Extracted data
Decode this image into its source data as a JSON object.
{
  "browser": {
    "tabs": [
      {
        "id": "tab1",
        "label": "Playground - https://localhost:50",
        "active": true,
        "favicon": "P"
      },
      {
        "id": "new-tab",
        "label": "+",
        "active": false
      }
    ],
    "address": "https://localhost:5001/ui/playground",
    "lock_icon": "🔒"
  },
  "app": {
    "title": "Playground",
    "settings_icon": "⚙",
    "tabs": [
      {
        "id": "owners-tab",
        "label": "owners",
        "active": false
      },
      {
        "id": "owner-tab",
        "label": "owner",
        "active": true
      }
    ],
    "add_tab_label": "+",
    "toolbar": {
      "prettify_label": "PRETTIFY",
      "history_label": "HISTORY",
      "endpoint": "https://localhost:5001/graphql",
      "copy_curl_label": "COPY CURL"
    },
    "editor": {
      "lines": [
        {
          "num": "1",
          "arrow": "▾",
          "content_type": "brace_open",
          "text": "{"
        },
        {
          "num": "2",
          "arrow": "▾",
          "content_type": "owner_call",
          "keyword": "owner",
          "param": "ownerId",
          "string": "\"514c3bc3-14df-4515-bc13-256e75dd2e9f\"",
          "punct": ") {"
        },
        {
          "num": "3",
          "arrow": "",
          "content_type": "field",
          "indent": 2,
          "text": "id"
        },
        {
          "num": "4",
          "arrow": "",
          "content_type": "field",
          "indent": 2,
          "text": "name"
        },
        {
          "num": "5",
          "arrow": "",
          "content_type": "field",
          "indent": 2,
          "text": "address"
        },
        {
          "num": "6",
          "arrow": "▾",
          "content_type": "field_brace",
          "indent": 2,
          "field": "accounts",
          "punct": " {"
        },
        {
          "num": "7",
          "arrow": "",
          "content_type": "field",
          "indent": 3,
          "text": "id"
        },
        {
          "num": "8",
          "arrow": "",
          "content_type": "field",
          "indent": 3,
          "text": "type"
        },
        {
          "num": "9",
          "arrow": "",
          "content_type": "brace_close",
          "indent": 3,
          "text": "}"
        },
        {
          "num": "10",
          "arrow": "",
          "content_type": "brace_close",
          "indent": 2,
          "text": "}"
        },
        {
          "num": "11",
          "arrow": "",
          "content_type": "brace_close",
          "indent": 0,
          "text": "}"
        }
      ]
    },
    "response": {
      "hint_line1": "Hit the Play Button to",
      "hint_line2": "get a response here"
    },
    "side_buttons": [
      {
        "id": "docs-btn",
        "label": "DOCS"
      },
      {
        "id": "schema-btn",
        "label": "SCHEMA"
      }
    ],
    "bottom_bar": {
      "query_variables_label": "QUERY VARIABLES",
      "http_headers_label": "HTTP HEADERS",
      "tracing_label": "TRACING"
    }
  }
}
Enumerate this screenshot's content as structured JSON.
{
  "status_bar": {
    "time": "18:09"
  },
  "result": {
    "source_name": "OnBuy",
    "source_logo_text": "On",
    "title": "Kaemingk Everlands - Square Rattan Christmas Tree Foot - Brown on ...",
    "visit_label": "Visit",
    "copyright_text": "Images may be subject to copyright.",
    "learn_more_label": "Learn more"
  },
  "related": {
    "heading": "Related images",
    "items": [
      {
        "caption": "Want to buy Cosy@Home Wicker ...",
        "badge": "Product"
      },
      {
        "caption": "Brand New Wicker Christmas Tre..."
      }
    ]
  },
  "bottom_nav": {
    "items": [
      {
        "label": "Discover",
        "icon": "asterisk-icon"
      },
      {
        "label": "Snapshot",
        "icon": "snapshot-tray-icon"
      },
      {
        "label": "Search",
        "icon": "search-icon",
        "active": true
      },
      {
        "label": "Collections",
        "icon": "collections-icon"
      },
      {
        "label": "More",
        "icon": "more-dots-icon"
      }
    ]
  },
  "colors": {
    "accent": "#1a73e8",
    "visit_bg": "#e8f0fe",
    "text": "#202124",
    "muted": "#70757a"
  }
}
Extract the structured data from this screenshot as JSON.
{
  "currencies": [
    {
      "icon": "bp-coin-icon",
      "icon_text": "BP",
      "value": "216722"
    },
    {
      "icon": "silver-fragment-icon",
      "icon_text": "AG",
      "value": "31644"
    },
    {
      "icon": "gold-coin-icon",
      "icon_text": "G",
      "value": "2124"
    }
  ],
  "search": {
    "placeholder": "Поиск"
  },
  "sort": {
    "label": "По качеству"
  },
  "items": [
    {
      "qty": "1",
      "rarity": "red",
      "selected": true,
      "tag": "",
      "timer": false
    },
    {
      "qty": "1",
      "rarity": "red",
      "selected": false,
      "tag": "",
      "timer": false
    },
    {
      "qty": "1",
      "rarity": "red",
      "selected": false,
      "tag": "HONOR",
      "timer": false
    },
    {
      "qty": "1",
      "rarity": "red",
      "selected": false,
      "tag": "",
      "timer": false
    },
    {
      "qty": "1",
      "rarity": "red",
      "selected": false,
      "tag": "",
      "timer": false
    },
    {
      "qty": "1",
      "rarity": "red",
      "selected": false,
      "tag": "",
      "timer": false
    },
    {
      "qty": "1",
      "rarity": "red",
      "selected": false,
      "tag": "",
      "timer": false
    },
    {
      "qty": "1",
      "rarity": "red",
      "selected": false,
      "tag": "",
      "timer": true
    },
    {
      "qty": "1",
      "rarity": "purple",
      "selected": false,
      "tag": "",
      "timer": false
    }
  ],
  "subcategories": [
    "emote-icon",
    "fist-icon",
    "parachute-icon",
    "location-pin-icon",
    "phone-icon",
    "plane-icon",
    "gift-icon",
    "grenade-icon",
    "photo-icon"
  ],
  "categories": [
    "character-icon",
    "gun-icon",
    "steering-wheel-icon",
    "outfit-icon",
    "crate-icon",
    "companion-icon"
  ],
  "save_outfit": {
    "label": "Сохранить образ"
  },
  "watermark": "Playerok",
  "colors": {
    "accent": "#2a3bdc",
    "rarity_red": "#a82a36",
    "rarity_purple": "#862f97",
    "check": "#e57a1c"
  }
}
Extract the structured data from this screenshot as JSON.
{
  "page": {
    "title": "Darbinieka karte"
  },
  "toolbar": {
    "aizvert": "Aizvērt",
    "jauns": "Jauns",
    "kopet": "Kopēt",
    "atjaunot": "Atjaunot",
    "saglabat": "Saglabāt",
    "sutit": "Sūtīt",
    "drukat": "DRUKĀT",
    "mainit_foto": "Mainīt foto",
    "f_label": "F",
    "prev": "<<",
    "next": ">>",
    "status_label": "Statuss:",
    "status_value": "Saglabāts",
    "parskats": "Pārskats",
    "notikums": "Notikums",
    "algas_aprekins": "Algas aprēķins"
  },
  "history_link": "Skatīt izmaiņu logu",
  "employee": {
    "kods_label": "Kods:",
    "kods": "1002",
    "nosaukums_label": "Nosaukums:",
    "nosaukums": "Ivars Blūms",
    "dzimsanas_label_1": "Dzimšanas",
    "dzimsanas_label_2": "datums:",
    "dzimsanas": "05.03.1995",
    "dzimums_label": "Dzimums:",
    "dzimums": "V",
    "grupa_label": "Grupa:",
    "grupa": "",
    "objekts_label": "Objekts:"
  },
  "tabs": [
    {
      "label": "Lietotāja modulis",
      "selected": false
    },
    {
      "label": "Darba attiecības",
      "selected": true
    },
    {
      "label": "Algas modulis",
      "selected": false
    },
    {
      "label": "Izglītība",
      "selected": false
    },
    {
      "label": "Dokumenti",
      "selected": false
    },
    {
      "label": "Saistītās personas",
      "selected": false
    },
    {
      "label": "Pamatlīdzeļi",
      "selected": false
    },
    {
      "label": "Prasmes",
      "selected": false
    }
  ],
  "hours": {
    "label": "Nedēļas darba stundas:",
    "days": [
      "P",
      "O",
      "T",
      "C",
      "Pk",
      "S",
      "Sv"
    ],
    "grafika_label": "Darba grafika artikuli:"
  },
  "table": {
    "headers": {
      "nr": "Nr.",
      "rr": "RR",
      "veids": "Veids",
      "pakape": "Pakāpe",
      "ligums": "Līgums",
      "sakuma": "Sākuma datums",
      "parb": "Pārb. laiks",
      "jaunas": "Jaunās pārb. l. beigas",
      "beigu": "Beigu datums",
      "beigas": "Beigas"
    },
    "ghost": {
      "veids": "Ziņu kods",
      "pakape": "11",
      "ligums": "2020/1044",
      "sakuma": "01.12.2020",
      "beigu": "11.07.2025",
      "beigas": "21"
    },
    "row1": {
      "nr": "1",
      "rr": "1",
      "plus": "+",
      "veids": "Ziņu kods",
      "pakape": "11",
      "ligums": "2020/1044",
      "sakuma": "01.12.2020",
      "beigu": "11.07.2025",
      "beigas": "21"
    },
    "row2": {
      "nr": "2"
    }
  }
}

Set task
What is the number of lines in the records that contain the word "address"? Answer with the number and nothing else.

Task result
2